● **WORK TO DO**: Find the word "title" in the material below and gather every line that contains it.

● **RECORDS TO PROCESS**:

>> START

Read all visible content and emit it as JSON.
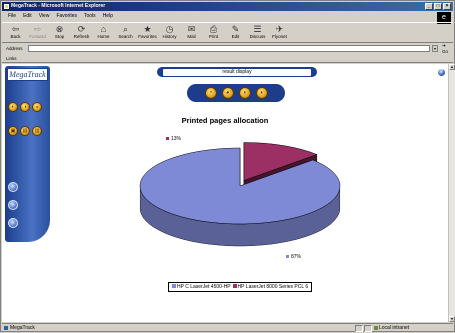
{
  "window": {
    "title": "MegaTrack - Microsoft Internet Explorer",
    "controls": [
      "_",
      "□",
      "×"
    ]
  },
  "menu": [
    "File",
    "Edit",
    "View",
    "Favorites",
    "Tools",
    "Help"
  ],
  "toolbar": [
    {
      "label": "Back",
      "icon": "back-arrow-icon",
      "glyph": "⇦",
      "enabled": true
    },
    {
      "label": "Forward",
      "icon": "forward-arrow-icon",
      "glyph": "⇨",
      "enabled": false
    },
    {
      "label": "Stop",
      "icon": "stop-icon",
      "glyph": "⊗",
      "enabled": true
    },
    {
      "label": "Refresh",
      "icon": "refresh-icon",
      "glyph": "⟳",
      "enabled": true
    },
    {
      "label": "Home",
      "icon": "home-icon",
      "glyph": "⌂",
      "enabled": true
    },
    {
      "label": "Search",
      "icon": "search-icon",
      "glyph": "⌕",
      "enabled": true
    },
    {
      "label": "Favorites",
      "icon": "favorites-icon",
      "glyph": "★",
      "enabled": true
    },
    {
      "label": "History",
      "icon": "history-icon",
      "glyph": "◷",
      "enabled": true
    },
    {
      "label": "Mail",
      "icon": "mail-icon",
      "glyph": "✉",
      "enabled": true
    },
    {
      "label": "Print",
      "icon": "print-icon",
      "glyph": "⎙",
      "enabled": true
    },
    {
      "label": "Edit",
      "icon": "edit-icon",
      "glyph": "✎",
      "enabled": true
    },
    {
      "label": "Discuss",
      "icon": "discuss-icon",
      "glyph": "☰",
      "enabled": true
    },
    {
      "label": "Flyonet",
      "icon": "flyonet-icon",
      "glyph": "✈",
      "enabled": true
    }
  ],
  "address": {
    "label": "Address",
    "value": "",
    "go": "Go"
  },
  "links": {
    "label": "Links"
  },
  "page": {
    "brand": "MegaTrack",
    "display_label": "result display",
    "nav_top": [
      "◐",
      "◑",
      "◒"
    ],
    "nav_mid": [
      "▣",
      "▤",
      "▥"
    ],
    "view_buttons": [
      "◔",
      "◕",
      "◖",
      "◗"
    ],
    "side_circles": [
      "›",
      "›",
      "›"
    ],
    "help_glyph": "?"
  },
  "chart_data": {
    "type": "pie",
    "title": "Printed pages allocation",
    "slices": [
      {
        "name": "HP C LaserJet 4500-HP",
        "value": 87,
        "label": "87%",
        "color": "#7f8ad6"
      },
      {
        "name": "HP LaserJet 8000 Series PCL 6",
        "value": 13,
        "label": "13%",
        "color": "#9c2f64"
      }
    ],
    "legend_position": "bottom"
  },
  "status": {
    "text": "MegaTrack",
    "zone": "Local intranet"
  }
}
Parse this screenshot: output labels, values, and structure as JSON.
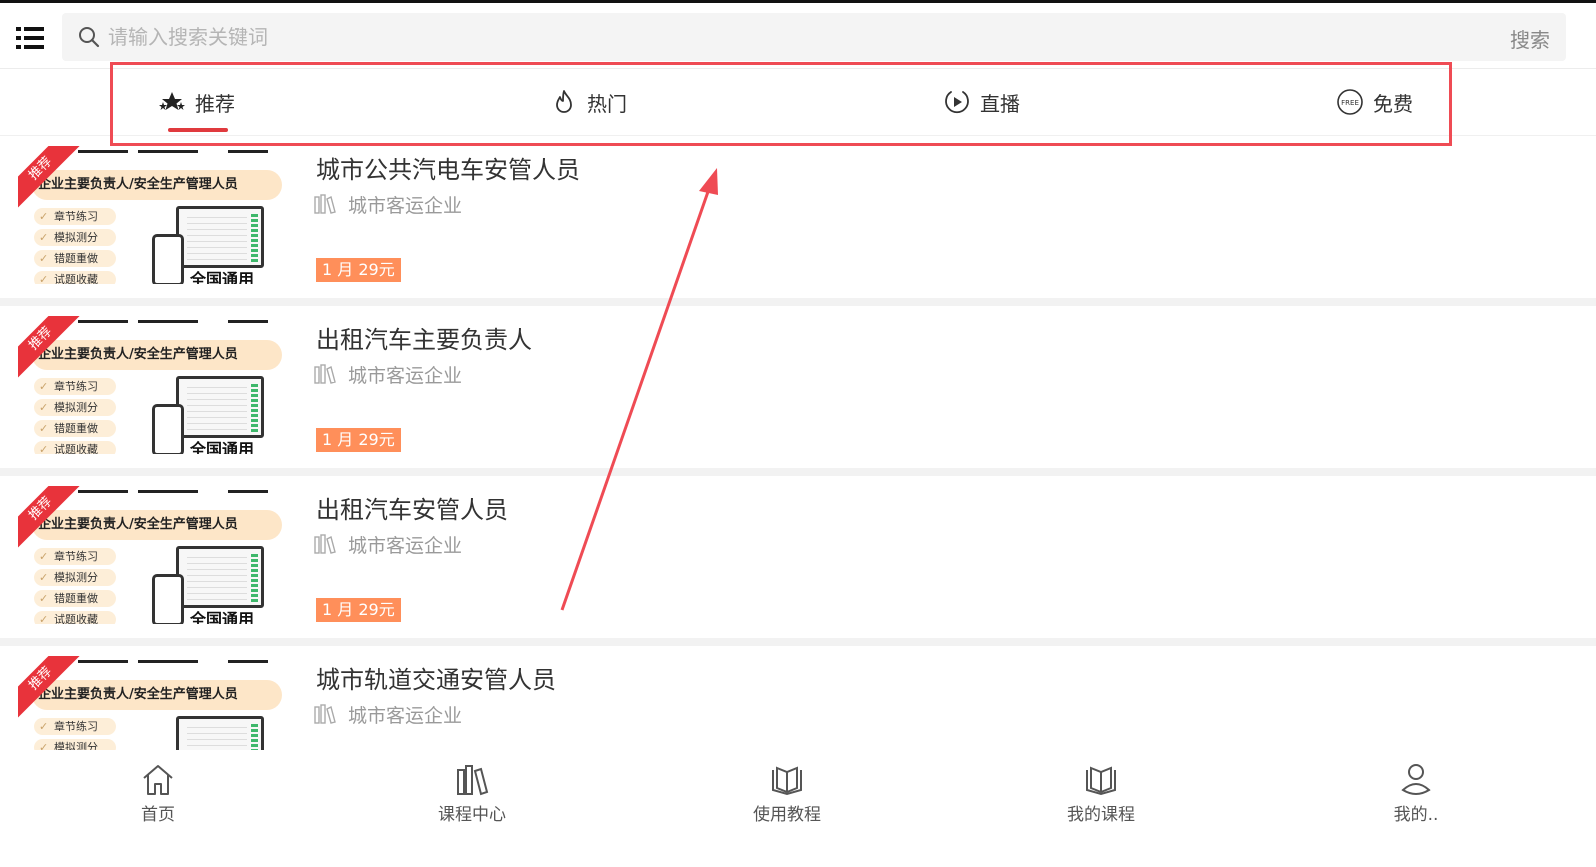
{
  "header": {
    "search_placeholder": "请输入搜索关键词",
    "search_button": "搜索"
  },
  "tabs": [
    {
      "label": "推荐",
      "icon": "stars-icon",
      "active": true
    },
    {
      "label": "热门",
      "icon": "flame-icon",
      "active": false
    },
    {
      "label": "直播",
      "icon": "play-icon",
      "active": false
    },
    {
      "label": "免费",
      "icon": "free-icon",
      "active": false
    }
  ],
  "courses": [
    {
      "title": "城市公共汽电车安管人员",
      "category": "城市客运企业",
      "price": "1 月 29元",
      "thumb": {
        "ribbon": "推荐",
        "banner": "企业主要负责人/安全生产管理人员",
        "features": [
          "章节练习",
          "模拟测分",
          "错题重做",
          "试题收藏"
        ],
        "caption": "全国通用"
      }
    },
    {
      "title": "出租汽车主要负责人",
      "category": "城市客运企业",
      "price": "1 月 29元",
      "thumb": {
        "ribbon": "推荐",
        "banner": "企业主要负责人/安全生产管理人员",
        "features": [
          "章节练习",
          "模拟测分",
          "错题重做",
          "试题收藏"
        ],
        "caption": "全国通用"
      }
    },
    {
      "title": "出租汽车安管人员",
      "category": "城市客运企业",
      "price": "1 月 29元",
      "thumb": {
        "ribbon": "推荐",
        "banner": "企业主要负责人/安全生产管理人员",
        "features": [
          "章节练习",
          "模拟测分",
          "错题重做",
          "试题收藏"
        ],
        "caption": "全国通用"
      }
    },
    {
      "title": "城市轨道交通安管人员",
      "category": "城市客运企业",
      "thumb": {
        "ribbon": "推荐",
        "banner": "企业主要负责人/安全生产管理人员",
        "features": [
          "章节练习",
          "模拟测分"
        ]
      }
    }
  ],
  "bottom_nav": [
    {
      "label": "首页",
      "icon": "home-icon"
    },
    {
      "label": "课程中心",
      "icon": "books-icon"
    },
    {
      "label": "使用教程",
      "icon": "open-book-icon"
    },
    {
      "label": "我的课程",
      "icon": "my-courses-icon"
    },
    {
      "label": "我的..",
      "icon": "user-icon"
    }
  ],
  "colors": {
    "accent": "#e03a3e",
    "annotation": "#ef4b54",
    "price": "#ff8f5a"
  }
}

>> END

● **ANSWER TO THIS PROBLEM**:
    "title": "MegaTrack - Microsoft Internet Explorer",
    "title": "Printed pages allocation",
      "title": "城市公共汽电车安管人员",
      "title": "出租汽车主要负责人",
      "title": "出租汽车安管人员",
      "title": "城市轨道交通安管人员",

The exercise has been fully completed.